* **YOUR TASK**: Copy out verbatim the data lines from the one containing "x-tick-label: 2005 xyxy=(833,782,850,814)" to the one containing "bar xyxy=(580,258,595,772)", both included.

** Start of EXERCISE INPUTS **

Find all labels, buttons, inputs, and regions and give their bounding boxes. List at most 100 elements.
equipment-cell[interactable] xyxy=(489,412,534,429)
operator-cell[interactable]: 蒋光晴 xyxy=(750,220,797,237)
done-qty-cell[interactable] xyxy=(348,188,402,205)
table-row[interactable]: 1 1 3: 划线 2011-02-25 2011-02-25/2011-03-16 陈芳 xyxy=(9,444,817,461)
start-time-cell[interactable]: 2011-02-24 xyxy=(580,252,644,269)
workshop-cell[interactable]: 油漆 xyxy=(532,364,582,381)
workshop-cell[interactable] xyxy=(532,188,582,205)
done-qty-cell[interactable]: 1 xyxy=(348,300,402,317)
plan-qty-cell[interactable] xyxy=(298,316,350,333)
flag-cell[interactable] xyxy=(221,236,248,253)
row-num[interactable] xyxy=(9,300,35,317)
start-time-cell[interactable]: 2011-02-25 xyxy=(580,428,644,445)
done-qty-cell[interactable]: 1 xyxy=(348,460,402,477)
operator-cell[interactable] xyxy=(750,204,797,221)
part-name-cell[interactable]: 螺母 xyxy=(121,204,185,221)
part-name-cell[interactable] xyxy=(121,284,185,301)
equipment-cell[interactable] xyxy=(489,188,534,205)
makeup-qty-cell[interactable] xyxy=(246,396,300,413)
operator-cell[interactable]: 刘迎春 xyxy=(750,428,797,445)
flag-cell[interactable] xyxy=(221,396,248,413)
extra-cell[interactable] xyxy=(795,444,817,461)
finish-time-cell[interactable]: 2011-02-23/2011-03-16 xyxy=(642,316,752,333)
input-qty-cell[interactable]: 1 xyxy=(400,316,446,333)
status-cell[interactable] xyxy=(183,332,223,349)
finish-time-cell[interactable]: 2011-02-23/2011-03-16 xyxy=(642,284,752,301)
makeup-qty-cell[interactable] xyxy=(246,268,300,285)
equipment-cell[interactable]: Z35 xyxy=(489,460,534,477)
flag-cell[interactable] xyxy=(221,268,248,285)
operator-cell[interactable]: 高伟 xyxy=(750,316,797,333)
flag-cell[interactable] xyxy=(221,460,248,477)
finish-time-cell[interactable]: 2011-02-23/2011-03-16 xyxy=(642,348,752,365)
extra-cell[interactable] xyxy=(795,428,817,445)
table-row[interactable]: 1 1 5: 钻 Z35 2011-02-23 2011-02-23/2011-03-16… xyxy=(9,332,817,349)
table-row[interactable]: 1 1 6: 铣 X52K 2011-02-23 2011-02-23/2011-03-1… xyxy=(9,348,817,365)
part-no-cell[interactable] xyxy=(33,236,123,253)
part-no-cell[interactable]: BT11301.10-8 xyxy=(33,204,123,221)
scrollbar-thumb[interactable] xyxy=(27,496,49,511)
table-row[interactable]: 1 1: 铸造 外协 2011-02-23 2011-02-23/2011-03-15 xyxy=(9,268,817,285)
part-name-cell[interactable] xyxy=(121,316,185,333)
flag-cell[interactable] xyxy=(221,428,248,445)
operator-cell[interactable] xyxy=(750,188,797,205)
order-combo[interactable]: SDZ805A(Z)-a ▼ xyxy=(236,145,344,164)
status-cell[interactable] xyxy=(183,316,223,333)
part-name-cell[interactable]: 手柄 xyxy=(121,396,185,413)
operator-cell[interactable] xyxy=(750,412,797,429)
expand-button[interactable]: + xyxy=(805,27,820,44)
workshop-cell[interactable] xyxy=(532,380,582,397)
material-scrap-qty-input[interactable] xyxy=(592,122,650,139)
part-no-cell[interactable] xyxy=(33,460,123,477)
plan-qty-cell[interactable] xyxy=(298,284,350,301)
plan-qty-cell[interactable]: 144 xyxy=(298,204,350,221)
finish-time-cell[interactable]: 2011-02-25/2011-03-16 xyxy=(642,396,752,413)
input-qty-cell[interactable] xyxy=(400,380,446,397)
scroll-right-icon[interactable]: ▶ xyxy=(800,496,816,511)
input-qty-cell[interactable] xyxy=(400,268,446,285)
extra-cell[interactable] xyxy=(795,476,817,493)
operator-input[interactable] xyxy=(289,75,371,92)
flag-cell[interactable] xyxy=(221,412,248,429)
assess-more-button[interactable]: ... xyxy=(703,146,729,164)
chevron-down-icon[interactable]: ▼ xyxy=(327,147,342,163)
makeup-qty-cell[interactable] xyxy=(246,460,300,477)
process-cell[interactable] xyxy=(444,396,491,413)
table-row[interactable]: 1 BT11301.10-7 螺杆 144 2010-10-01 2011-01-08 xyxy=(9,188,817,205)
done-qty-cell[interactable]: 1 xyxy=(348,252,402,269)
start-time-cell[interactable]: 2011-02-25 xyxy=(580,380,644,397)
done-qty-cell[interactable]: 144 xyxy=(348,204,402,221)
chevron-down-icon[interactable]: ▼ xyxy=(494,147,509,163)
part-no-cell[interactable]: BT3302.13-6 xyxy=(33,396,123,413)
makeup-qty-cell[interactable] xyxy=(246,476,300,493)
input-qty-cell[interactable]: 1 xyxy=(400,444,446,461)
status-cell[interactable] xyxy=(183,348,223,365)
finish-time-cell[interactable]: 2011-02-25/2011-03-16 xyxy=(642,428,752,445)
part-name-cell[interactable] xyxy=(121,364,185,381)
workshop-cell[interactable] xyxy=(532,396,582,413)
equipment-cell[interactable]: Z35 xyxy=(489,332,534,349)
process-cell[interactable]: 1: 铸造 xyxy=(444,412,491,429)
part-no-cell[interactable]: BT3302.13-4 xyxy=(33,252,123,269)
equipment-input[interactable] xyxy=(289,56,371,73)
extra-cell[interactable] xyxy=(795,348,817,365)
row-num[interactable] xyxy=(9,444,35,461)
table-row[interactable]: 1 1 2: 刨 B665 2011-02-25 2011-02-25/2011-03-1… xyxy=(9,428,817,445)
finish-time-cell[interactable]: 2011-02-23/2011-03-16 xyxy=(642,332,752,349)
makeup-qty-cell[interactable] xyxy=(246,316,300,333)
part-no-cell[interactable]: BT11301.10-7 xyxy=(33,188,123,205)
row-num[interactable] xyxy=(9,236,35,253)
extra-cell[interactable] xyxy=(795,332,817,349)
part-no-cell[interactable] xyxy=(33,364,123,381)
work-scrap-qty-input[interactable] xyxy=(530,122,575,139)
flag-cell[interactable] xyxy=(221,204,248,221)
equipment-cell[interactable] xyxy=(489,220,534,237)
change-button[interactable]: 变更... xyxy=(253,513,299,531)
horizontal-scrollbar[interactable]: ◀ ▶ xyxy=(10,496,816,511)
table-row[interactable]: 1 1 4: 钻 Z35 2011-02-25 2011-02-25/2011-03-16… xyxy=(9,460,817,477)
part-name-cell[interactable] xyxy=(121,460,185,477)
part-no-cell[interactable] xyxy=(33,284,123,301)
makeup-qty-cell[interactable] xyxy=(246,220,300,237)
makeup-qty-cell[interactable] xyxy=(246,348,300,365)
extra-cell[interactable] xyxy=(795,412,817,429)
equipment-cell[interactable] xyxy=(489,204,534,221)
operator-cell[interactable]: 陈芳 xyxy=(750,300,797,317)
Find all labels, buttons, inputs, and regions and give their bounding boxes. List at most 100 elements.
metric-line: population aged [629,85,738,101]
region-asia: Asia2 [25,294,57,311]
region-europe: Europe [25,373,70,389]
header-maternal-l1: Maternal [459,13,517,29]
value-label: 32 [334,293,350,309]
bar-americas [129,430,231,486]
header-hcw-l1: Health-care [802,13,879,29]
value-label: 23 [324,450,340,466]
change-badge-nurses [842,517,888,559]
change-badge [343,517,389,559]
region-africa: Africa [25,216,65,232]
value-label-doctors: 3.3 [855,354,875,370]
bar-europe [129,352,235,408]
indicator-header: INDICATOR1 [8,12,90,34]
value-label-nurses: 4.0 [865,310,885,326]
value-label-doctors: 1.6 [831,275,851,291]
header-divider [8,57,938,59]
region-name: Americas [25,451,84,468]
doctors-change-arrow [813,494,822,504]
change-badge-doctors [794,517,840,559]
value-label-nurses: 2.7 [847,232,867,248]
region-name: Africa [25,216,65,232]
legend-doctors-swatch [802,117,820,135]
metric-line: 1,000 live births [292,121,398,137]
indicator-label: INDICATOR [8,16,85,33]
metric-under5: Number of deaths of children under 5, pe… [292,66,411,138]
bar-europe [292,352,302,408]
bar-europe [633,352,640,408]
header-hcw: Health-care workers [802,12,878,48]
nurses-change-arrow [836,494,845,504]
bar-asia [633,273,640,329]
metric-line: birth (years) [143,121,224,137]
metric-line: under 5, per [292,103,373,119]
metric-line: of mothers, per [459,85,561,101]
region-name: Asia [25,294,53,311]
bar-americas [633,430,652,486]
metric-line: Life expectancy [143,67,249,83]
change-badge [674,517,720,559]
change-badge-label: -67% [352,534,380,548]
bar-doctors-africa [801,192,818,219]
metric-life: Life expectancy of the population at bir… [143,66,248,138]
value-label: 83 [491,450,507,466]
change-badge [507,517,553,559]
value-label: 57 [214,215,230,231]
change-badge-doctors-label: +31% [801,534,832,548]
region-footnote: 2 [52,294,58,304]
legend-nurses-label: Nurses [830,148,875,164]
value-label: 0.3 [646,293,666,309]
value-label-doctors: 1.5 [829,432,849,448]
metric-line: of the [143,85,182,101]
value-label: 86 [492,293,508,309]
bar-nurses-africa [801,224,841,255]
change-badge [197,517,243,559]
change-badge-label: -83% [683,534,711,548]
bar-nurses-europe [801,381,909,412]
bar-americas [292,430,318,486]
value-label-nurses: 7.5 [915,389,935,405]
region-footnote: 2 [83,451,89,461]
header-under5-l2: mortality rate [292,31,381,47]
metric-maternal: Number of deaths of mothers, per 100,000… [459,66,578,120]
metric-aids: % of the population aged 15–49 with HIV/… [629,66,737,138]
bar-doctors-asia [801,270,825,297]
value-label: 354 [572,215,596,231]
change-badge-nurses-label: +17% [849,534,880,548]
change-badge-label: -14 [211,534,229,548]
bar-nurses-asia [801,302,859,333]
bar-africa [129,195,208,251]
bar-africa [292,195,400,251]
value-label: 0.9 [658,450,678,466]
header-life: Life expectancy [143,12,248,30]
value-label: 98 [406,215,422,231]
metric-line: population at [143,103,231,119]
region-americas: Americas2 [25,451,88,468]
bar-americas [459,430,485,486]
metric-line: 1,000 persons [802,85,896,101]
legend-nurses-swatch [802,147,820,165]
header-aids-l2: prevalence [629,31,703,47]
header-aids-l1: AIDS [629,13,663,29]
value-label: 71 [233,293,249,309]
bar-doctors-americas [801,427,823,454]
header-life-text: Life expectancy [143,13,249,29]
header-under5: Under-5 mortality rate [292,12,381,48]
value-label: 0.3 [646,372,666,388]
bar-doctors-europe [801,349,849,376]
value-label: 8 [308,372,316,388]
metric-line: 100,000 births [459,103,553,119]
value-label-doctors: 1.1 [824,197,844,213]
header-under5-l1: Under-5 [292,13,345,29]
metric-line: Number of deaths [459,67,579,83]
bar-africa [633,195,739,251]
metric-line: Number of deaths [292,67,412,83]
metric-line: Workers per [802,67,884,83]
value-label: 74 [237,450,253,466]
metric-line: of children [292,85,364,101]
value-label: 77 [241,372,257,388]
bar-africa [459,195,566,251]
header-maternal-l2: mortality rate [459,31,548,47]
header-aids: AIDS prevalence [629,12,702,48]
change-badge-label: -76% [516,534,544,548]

** End of EXERCISE INPUTS **
** Start of EXERCISE INPUTS **

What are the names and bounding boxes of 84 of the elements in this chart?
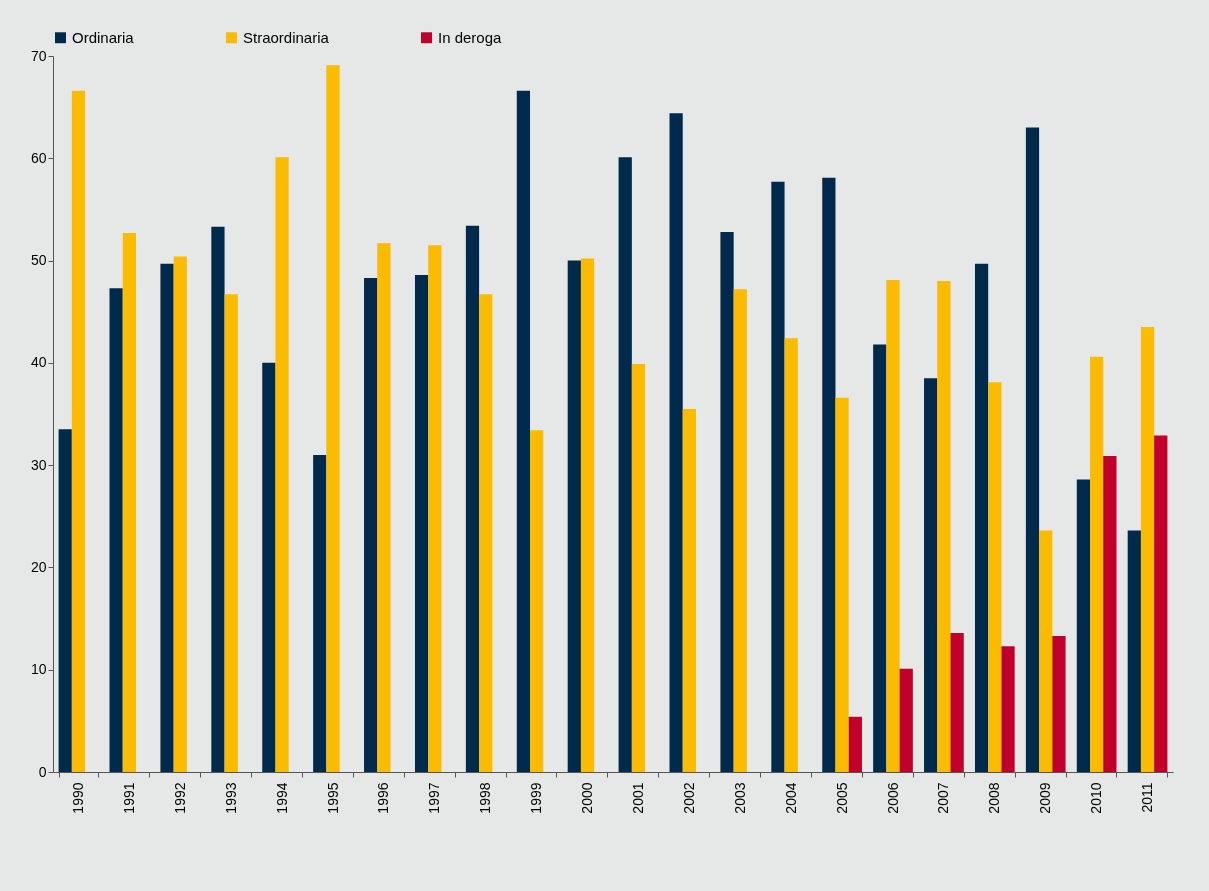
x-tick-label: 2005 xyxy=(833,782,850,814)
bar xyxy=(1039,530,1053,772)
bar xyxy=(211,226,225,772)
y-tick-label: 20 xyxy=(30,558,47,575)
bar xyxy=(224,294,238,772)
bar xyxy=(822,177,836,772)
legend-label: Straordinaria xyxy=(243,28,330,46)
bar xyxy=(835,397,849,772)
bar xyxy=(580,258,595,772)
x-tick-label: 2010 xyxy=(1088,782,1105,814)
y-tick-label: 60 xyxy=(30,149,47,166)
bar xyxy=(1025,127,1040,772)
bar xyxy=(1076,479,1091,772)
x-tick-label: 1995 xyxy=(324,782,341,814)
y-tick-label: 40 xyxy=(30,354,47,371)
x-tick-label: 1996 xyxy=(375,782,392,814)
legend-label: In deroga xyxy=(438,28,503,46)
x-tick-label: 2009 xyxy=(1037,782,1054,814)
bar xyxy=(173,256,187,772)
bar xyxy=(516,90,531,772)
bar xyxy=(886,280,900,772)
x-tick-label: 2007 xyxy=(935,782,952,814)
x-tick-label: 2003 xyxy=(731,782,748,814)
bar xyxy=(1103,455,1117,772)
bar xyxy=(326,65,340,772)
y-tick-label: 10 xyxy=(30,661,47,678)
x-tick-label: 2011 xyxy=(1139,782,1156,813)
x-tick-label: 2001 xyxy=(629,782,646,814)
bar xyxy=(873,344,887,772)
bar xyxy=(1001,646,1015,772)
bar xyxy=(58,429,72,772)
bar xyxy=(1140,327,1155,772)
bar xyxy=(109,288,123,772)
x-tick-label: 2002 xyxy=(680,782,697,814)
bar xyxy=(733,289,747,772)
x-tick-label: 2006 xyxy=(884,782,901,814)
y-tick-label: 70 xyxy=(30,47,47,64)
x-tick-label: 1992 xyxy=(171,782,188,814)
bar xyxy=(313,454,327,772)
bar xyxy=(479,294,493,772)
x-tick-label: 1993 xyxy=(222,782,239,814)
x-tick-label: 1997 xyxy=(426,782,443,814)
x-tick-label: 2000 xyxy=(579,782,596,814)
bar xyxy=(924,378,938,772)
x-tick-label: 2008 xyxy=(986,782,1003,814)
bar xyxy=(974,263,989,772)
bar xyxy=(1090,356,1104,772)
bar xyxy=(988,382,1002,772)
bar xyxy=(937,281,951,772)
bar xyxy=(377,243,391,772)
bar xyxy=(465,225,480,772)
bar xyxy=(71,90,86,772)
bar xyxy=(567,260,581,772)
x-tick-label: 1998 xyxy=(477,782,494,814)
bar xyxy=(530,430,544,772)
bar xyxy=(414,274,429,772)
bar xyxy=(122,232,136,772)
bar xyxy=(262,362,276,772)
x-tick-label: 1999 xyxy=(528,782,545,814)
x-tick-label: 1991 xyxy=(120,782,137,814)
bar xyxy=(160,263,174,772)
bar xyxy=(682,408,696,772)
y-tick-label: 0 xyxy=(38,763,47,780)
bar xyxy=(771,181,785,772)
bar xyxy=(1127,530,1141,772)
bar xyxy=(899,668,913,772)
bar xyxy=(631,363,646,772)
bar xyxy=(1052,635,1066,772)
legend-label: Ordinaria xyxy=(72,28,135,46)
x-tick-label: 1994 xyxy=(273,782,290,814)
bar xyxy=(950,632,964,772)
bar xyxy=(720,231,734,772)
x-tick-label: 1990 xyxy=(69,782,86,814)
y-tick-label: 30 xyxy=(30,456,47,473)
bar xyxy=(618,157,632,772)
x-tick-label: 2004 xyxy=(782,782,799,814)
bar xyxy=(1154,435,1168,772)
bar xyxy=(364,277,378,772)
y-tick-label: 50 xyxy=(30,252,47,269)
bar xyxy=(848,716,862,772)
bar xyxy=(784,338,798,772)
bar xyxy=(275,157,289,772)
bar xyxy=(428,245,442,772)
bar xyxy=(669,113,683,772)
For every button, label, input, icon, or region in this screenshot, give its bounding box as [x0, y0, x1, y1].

** End of EXERCISE INPUTS **

* **OUTPUT OF THE TASK**:
x-tick-label: 2005 xyxy=(833,782,850,814)
bar xyxy=(1039,530,1053,772)
bar xyxy=(211,226,225,772)
y-tick-label: 20 xyxy=(30,558,47,575)
bar xyxy=(224,294,238,772)
bar xyxy=(822,177,836,772)
legend-label: Straordinaria xyxy=(243,28,330,46)
bar xyxy=(835,397,849,772)
bar xyxy=(580,258,595,772)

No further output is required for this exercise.